## SET TASK
Identify every line in the records below that contains the word "Speed", and copy each of those lines.

Collected data
(begin)
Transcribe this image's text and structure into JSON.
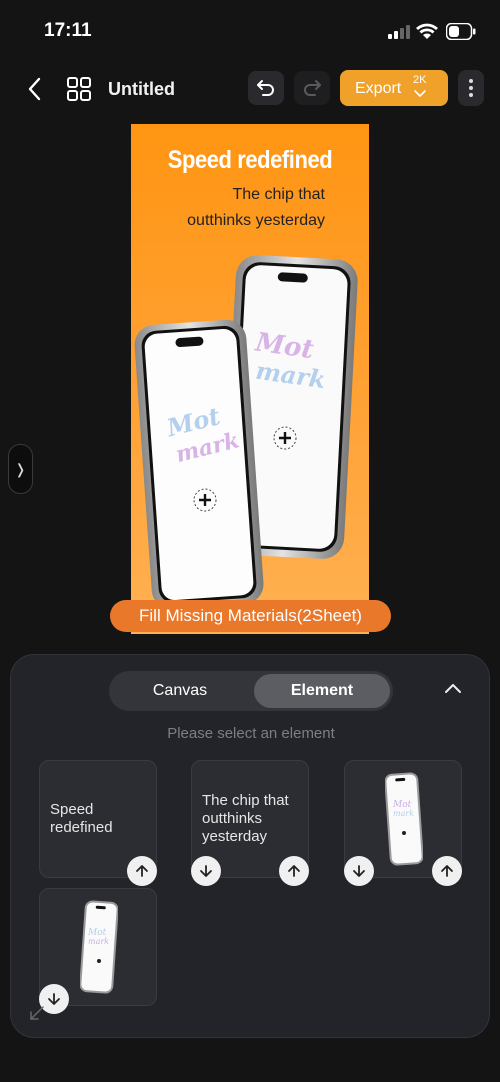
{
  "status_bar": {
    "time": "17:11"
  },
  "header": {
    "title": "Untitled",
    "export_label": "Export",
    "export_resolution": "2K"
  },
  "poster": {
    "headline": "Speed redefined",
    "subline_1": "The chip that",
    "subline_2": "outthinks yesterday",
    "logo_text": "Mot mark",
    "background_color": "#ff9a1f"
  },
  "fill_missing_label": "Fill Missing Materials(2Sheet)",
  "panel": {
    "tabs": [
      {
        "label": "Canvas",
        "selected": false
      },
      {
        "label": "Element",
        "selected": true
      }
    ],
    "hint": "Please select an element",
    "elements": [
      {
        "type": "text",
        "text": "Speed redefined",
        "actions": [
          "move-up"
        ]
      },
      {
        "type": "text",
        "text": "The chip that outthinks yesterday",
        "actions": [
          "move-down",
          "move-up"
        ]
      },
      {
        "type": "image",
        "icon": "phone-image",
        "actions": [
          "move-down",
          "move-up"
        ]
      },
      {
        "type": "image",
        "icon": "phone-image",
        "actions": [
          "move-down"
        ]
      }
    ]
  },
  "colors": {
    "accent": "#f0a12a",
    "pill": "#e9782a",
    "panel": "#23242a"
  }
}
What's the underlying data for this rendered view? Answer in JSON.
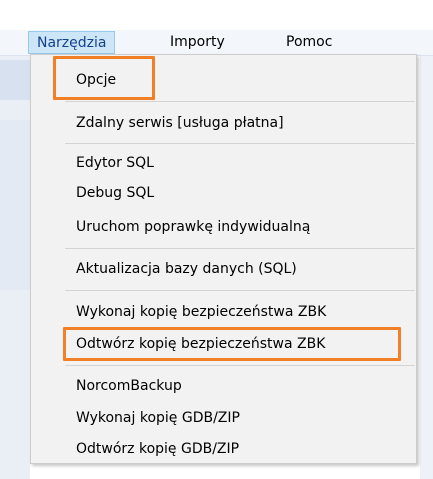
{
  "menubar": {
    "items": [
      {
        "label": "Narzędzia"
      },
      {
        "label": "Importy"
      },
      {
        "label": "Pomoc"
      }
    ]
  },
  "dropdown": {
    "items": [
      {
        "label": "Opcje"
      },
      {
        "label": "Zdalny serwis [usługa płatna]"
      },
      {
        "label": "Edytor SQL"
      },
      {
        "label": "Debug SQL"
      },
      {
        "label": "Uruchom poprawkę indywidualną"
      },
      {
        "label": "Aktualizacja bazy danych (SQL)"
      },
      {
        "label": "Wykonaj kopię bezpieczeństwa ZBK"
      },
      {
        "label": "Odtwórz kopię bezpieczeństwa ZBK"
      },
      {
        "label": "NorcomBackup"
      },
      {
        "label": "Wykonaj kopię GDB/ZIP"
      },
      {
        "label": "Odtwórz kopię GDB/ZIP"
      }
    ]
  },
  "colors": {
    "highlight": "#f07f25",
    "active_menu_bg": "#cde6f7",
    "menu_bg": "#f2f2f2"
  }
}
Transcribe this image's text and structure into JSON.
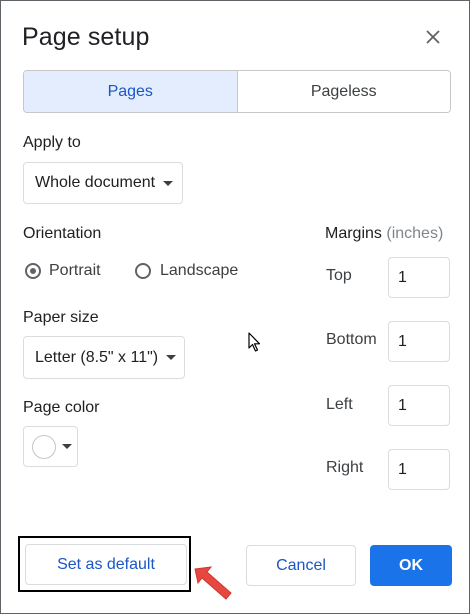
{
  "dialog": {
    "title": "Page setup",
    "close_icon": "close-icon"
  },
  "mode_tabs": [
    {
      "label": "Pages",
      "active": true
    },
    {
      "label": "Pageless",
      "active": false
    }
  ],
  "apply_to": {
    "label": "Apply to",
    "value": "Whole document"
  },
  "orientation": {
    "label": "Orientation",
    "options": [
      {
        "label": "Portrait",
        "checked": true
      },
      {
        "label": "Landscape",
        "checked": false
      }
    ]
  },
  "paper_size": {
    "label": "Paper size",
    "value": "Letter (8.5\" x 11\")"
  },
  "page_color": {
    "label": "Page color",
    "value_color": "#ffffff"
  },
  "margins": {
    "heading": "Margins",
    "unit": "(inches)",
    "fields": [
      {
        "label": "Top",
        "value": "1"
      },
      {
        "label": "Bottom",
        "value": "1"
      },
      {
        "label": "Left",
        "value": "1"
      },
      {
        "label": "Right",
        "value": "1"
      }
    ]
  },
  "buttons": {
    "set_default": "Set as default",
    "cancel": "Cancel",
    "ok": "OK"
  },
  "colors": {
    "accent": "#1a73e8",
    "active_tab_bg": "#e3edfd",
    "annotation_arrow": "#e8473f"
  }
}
(end)
## ANSWER TO THIS PROBLEM
    "headline": "Speed redefined",
        "text": "Speed redefined",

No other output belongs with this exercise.